The problem:
Nothing but the line with "Give me the" and the lines after it, through the end of the records below, is to be repeated, exactly as it is.

==== Raw data

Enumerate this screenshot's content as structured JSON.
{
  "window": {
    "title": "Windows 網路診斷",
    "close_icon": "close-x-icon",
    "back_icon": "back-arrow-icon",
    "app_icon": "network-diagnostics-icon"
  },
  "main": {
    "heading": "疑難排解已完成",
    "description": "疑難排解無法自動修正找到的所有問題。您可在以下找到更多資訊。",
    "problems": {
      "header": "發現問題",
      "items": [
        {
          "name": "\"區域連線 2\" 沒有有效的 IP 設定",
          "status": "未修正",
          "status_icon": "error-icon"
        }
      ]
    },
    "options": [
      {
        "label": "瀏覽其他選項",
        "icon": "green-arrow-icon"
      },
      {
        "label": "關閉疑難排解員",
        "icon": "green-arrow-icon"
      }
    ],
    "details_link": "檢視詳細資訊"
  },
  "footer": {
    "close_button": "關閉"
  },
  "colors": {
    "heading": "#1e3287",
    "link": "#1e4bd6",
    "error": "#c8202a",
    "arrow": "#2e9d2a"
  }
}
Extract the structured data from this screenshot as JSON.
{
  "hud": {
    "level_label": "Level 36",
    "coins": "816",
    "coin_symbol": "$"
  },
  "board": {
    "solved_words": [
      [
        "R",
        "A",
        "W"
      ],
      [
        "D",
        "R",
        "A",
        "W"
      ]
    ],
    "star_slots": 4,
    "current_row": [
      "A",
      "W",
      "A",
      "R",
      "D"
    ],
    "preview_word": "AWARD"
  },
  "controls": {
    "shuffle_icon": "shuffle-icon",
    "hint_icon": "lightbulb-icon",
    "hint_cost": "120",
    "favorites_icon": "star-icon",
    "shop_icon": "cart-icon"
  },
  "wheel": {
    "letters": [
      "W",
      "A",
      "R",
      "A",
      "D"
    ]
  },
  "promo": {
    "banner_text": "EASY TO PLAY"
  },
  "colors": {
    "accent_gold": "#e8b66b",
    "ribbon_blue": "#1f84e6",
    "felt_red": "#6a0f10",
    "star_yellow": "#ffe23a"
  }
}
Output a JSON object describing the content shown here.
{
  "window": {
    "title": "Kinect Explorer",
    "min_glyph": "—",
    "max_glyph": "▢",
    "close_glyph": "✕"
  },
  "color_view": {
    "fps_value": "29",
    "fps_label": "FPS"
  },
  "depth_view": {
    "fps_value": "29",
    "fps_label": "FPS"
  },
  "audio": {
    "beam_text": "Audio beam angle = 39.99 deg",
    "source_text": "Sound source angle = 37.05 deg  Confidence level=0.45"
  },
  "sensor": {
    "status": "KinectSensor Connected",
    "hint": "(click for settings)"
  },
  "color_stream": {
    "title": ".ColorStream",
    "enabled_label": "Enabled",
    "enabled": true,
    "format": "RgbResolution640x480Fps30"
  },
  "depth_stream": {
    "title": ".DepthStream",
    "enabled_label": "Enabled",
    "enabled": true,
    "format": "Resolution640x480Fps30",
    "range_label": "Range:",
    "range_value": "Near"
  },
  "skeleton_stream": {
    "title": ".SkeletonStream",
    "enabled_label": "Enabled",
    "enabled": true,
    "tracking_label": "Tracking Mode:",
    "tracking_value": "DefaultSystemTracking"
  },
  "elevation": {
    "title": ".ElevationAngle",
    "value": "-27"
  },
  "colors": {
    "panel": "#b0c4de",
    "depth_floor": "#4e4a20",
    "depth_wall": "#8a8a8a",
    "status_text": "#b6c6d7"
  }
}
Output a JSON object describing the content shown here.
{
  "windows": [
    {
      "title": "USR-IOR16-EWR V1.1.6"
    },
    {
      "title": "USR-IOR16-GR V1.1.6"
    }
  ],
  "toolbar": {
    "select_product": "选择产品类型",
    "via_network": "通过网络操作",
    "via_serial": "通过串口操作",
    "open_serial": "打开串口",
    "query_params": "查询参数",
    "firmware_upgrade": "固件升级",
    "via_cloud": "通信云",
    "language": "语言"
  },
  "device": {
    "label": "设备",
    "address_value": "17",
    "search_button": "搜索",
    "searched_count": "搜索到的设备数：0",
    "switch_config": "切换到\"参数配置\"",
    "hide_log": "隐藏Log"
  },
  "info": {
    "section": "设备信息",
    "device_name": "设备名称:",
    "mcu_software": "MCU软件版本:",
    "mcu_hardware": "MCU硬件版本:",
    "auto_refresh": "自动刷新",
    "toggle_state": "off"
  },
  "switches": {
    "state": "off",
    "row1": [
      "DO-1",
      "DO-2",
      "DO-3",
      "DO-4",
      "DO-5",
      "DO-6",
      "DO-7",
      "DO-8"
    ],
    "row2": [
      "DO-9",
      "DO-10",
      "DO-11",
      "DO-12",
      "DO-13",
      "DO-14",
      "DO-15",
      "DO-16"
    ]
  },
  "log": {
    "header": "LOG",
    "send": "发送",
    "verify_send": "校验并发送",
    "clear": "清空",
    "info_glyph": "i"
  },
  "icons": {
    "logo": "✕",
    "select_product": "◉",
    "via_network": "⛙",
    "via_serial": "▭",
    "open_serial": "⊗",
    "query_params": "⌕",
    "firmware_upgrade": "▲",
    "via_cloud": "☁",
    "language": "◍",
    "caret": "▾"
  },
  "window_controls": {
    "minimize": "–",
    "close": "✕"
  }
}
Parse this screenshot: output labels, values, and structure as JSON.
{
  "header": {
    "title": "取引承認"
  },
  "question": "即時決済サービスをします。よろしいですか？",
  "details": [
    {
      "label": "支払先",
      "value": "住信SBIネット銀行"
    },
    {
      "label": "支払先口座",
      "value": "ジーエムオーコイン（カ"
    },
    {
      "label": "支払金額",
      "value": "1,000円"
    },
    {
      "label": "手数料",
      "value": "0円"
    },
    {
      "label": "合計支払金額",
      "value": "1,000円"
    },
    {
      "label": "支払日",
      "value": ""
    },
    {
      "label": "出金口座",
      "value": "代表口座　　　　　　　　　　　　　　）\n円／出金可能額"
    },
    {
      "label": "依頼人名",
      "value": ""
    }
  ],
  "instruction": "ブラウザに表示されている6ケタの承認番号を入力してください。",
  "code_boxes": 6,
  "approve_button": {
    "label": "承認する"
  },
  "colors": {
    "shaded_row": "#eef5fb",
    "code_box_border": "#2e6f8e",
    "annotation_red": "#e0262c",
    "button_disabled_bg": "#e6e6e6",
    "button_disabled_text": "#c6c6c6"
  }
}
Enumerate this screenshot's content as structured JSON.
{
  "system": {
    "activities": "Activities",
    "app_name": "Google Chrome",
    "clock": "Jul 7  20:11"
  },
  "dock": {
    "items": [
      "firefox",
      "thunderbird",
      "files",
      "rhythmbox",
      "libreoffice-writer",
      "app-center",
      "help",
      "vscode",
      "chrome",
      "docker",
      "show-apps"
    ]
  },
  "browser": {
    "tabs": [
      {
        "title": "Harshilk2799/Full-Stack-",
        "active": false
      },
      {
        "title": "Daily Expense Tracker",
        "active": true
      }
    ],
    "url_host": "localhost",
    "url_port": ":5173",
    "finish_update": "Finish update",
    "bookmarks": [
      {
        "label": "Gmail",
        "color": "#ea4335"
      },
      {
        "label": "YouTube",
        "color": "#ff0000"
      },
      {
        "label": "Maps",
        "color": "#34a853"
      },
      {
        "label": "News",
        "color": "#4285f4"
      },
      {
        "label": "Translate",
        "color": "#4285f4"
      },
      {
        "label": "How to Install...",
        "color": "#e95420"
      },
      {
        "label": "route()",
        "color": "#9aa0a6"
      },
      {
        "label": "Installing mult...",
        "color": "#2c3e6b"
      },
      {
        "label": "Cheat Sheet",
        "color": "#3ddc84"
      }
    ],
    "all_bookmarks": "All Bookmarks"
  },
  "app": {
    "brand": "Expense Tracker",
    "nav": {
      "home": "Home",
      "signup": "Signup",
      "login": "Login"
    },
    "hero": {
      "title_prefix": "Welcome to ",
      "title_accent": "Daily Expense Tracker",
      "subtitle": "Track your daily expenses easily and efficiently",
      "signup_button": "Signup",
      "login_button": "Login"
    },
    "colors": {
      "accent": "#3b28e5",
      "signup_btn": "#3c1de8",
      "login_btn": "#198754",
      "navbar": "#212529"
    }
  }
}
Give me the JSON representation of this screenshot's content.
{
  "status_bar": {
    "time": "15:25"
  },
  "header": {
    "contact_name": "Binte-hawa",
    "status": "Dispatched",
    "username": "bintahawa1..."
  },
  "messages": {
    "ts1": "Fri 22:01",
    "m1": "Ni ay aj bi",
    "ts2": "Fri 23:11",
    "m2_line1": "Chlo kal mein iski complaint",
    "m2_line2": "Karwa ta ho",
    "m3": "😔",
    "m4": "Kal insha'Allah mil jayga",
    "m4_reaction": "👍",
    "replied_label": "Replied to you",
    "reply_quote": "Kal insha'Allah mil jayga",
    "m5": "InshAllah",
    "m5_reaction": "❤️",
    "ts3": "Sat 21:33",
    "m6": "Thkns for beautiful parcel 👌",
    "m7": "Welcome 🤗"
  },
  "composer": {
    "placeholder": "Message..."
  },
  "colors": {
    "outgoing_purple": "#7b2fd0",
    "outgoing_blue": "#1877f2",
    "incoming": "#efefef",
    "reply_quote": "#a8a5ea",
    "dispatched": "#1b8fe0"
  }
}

========

The output:
Give me the JSON representation of this screenshot's content.
{
  "status_bar": {
    "time": "15:25"
  },
  "header": {
    "contact_name": "Binte-hawa",
    "status": "Dispatched",
    "username": "bintahawa1..."
  },
  "messages": {
    "ts1": "Fri 22:01",
    "m1": "Ni ay aj bi",
    "ts2": "Fri 23:11",
    "m2_line1": "Chlo kal mein iski complaint",
    "m2_line2": "Karwa ta ho",
    "m3": "😔",
    "m4": "Kal insha'Allah mil jayga",
    "m4_reaction": "👍",
    "replied_label": "Replied to you",
    "reply_quote": "Kal insha'Allah mil jayga",
    "m5": "InshAllah",
    "m5_reaction": "❤️",
    "ts3": "Sat 21:33",
    "m6": "Thkns for beautiful parcel 👌",
    "m7": "Welcome 🤗"
  },
  "composer": {
    "placeholder": "Message..."
  },
  "colors": {
    "outgoing_purple": "#7b2fd0",
    "outgoing_blue": "#1877f2",
    "incoming": "#efefef",
    "reply_quote": "#a8a5ea",
    "dispatched": "#1b8fe0"
  }
}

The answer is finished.